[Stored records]
· · · · · · ·

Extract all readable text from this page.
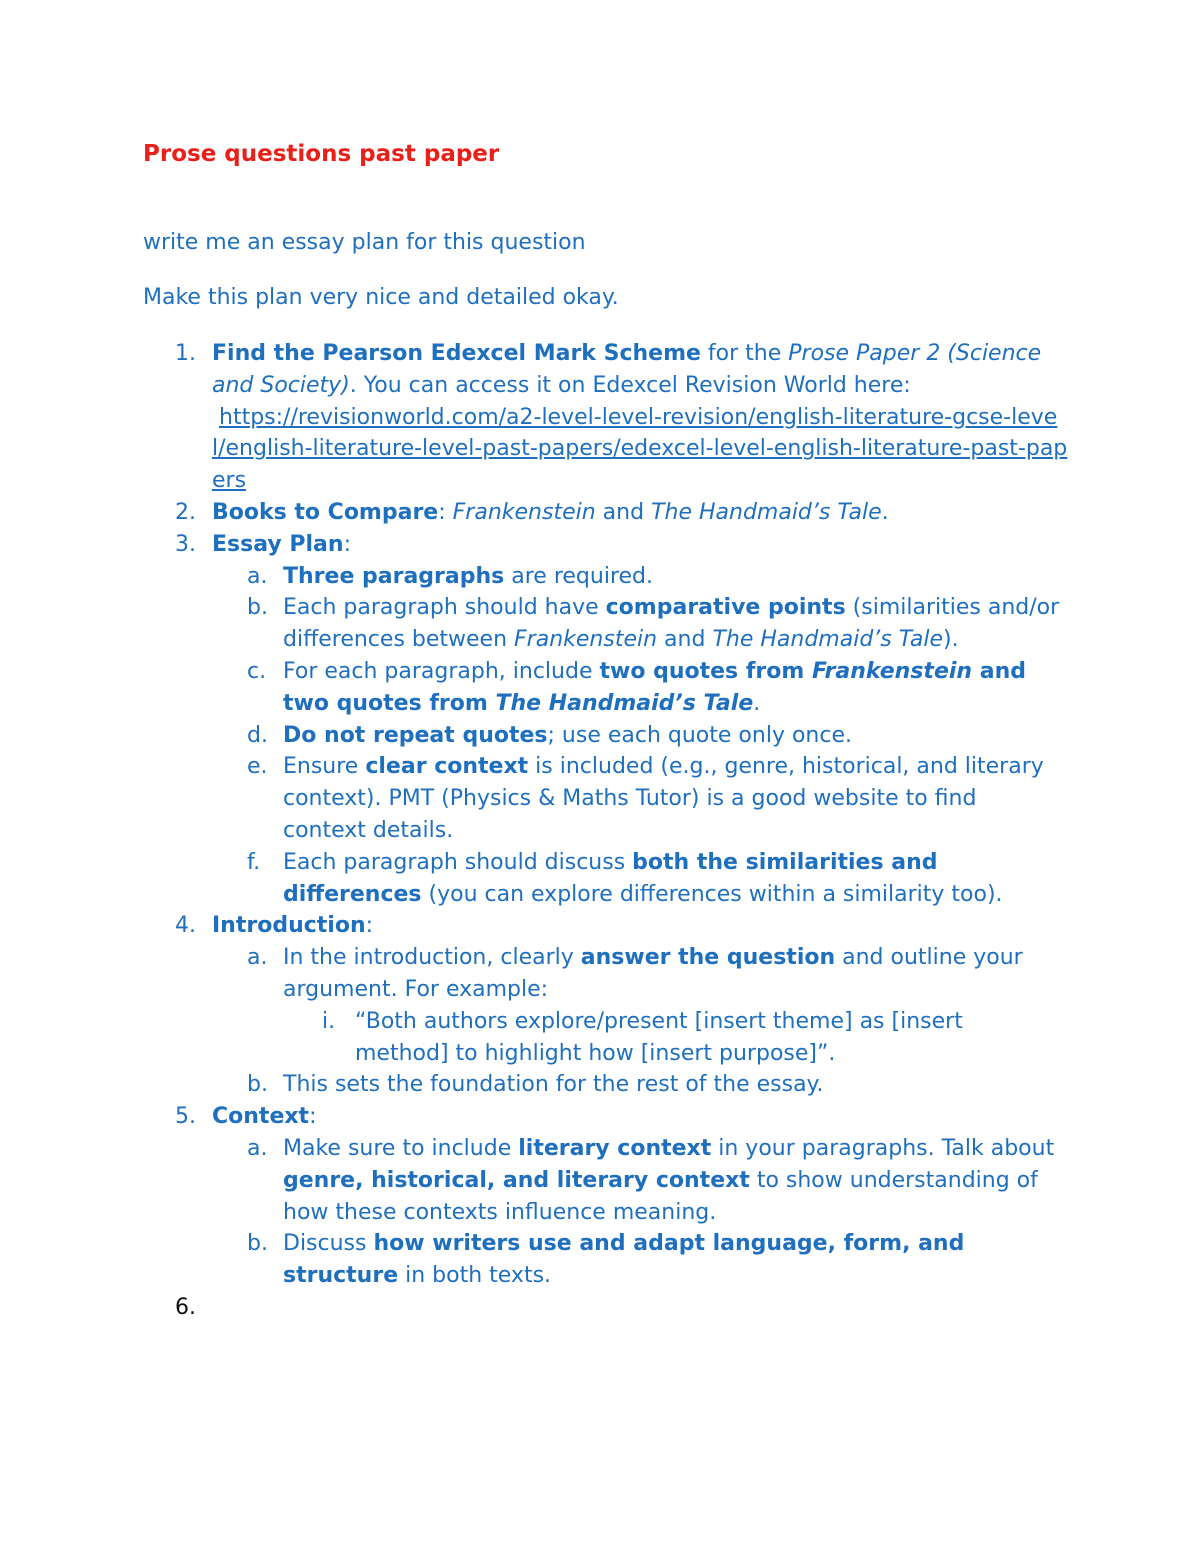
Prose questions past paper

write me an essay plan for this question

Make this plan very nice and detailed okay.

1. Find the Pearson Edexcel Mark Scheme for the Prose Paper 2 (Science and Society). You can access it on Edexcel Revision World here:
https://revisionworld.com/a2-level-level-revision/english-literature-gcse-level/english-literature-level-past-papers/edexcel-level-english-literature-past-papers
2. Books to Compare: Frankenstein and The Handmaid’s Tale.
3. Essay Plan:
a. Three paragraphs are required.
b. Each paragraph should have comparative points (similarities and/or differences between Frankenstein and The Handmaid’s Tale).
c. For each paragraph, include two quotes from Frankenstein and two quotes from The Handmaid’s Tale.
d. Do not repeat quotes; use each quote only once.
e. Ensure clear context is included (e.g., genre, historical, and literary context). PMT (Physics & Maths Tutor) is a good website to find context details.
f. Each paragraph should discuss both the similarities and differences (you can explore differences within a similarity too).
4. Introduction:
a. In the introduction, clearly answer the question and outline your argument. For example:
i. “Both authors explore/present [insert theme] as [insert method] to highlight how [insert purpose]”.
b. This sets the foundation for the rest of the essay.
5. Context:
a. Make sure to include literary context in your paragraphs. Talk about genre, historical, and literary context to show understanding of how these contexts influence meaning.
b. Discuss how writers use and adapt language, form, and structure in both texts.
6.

· · · · · · ·

Aim of the exercise: Copy out each line of the data containing the string "should".

Solution to this problem:
b. Each paragraph should have comparative points (similarities and/or differences between Frankenstein and The Handmaid’s Tale).
f. Each paragraph should discuss both the similarities and differences (you can explore differences within a similarity too).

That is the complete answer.